-- Begin Listed records --

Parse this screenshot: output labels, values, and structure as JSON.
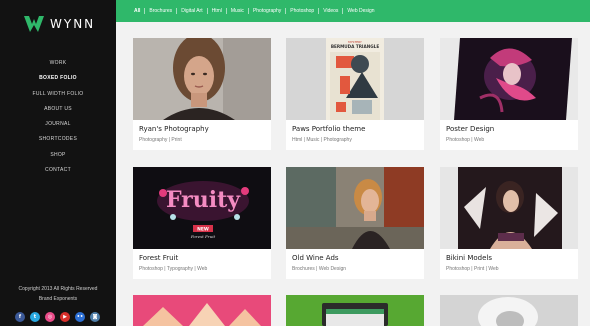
{
  "logo": {
    "text": "WYNN"
  },
  "nav": {
    "items": [
      {
        "label": "WORK",
        "active": false
      },
      {
        "label": "BOXED FOLIO",
        "active": true
      },
      {
        "label": "FULL WIDTH FOLIO",
        "active": false
      },
      {
        "label": "ABOUT US",
        "active": false
      },
      {
        "label": "JOURNAL",
        "active": false
      },
      {
        "label": "SHORTCODES",
        "active": false
      },
      {
        "label": "SHOP",
        "active": false
      },
      {
        "label": "CONTACT",
        "active": false
      }
    ]
  },
  "footer": {
    "copyright": "Copyright 2013 All Rights Reserved",
    "brand": "Brand Exponents",
    "socials": [
      {
        "icon": "facebook-icon",
        "glyph": "f",
        "color": "#3b5998"
      },
      {
        "icon": "twitter-icon",
        "glyph": "t",
        "color": "#29a9e1"
      },
      {
        "icon": "dribbble-icon",
        "glyph": "◎",
        "color": "#ea4c89"
      },
      {
        "icon": "youtube-icon",
        "glyph": "▶",
        "color": "#d9302b"
      },
      {
        "icon": "flickr-icon",
        "glyph": "••",
        "color": "#2c6fd4"
      },
      {
        "icon": "instagram-icon",
        "glyph": "◙",
        "color": "#4f7ea8"
      }
    ]
  },
  "filters": [
    "All",
    "Brochures",
    "Digital Art",
    "Html",
    "Music",
    "Photography",
    "Photoshop",
    "Videos",
    "Web Design"
  ],
  "portfolio": [
    {
      "title": "Ryan's Photography",
      "tags": "Photography | Print"
    },
    {
      "title": "Paws Portfolio theme",
      "tags": "Html | Music | Photography"
    },
    {
      "title": "Poster Design",
      "tags": "Photoshop | Web"
    },
    {
      "title": "Forest Fruit",
      "tags": "Photoshop | Typography | Web"
    },
    {
      "title": "Old Wine Ads",
      "tags": "Brochures | Web Design"
    },
    {
      "title": "Bikini Models",
      "tags": "Photoshop | Print | Web"
    }
  ],
  "thumb_text": {
    "paws_header": "BERMUDA TRIANGLE",
    "paws_small": "MYSTERY",
    "forest_word": "Fruity",
    "forest_badge": "NEW",
    "forest_sub": "Forest Fruit"
  },
  "colors": {
    "accent": "#2fb86a",
    "sidebar": "#121212",
    "background": "#f2f2f2"
  }
}
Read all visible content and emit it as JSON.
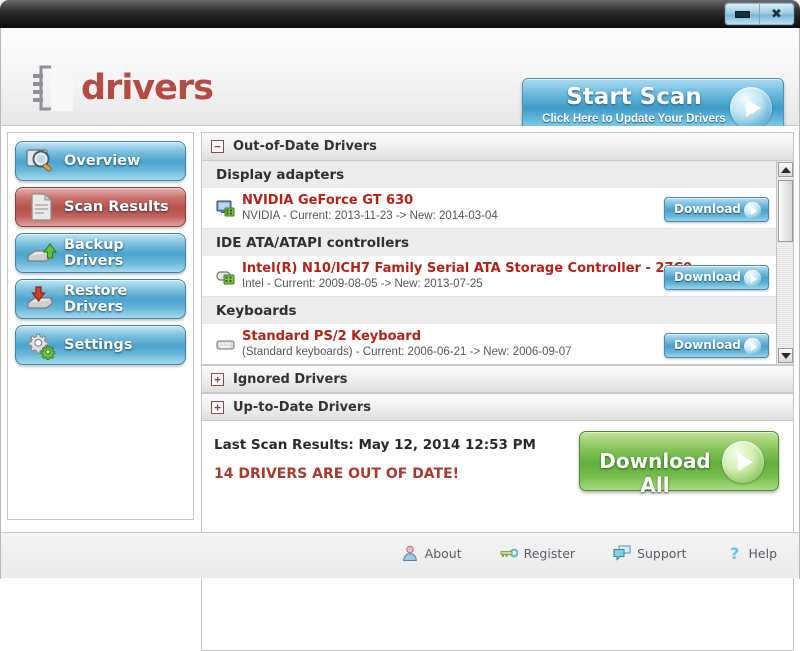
{
  "window": {
    "minimize_label": "Minimize",
    "close_label": "Close"
  },
  "header": {
    "logo_text": "drivers",
    "start_scan": {
      "title": "Start Scan",
      "subtitle": "Click Here to Update Your Drivers",
      "icon": "play-circle-icon"
    }
  },
  "sidebar": {
    "items": [
      {
        "label": "Overview",
        "icon": "magnifier-icon",
        "active": false
      },
      {
        "label": "Scan Results",
        "icon": "document-icon",
        "active": true
      },
      {
        "label": "Backup Drivers",
        "icon": "drive-up-arrow-icon",
        "active": false
      },
      {
        "label": "Restore Drivers",
        "icon": "drive-down-arrow-icon",
        "active": false
      },
      {
        "label": "Settings",
        "icon": "gears-icon",
        "active": false
      }
    ]
  },
  "content": {
    "sections": [
      {
        "title": "Out-of-Date Drivers",
        "expander": "−",
        "expanded": true
      },
      {
        "title": "Ignored Drivers",
        "expander": "+",
        "expanded": false
      },
      {
        "title": "Up-to-Date Drivers",
        "expander": "+",
        "expanded": false
      }
    ],
    "groups": [
      {
        "name": "Display adapters",
        "rows": [
          {
            "name": "NVIDIA GeForce GT 630",
            "meta": "NVIDIA - Current: 2013-11-23 -> New: 2014-03-04",
            "icon": "display-adapter-icon",
            "button": "Download"
          }
        ]
      },
      {
        "name": "IDE ATA/ATAPI controllers",
        "rows": [
          {
            "name": "Intel(R) N10/ICH7 Family Serial ATA Storage Controller - 27C0",
            "meta": "Intel - Current: 2009-08-05 -> New: 2013-07-25",
            "icon": "storage-controller-icon",
            "button": "Download"
          }
        ]
      },
      {
        "name": "Keyboards",
        "rows": [
          {
            "name": "Standard PS/2 Keyboard",
            "meta": "(Standard keyboards) - Current: 2006-06-21 -> New: 2006-09-07",
            "icon": "keyboard-icon",
            "button": "Download"
          }
        ]
      }
    ],
    "scrollbar": {
      "up": "▲",
      "down": "▼"
    }
  },
  "results": {
    "last_scan": "Last Scan Results: May 12, 2014 12:53 PM",
    "out_of_date": "14 DRIVERS ARE OUT OF DATE!",
    "download_all": {
      "label": "Download All",
      "icon": "play-circle-icon"
    }
  },
  "footer": {
    "links": [
      {
        "label": "About",
        "icon": "person-icon"
      },
      {
        "label": "Register",
        "icon": "key-icon"
      },
      {
        "label": "Support",
        "icon": "chat-bubbles-icon"
      },
      {
        "label": "Help",
        "icon": "question-mark-icon"
      }
    ]
  },
  "colors": {
    "accent_red": "#b02418",
    "accent_blue": "#4ba3cc",
    "accent_green": "#5fae3d",
    "titlebar": "#1a1a1a"
  }
}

-- End Listed records --

To do: Pick out and copy every line that contains the word "Print".

Result:
      "tags": "Photography | Print"
      "tags": "Photoshop | Print | Web"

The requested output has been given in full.